[Saved data entries]
_ _ _ _ _

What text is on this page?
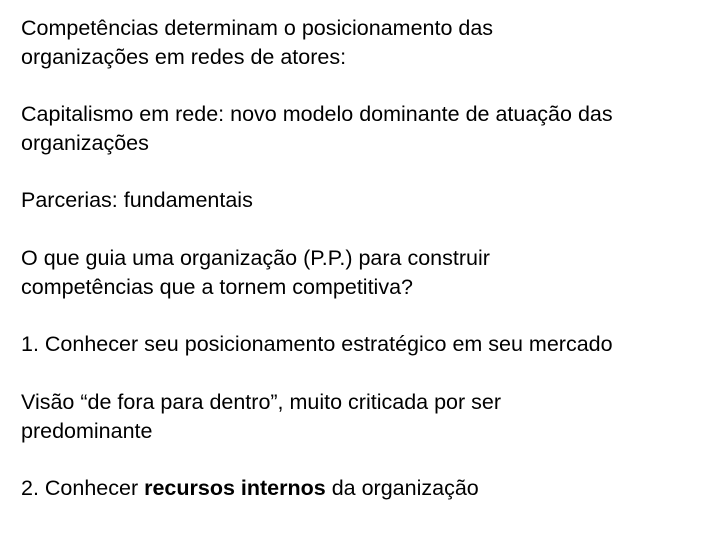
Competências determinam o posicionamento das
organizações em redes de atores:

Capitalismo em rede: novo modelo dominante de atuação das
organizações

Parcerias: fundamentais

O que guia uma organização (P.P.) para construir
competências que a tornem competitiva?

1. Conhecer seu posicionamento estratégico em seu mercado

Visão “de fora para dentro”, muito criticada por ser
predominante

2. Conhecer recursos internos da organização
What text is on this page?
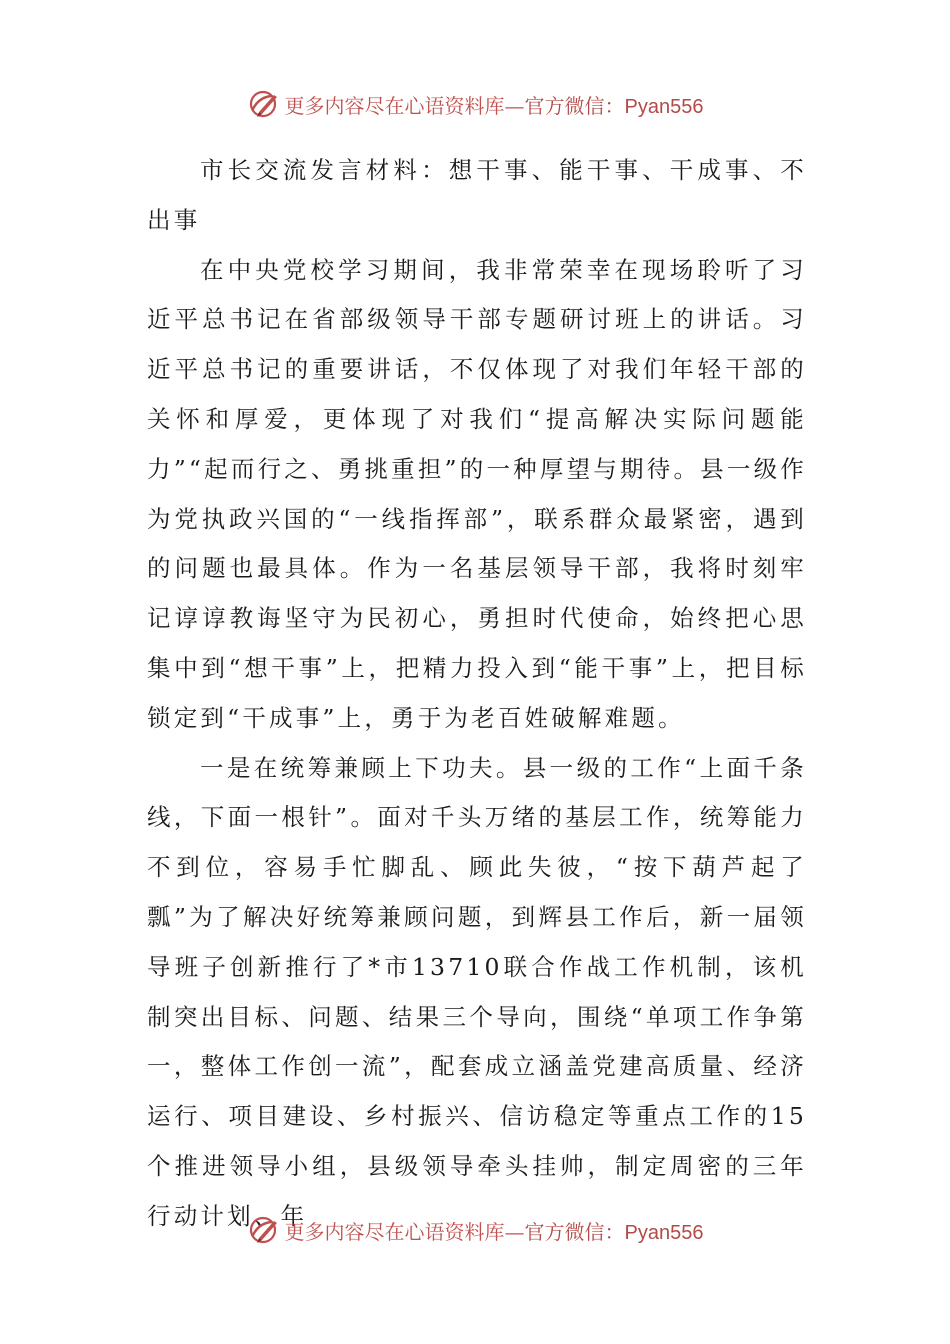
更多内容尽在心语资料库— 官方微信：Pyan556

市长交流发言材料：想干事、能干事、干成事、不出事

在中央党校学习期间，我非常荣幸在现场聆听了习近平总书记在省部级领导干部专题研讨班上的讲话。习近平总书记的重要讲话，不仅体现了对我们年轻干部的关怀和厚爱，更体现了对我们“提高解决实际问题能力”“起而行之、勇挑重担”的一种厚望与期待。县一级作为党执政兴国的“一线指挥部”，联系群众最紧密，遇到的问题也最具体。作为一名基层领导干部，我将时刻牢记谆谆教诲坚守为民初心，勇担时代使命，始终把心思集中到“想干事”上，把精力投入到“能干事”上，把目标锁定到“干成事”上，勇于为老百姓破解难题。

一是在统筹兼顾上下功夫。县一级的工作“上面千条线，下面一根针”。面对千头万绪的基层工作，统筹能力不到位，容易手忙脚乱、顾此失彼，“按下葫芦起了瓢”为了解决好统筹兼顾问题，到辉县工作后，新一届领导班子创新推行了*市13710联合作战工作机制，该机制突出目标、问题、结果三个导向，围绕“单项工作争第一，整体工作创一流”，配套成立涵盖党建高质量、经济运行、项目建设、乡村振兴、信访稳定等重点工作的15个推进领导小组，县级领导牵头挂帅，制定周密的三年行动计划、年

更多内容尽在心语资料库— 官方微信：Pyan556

_ _ _ _ _

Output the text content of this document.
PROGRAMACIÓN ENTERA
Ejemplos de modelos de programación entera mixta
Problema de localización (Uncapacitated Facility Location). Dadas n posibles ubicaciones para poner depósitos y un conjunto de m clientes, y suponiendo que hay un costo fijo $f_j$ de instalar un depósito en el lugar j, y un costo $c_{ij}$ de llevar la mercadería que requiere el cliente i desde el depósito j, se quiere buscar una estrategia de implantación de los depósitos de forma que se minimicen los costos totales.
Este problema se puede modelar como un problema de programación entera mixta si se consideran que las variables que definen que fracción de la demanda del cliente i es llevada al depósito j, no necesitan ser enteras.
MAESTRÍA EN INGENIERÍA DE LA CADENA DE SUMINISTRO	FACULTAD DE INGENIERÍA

_ _ _ _ _

### Direction
Show all lines from the data above in which the word "Conhecer" appears.

### Completed exercise
1. Conhecer seu posicionamento estratégico em seu mercado
2. Conhecer recursos internos da organização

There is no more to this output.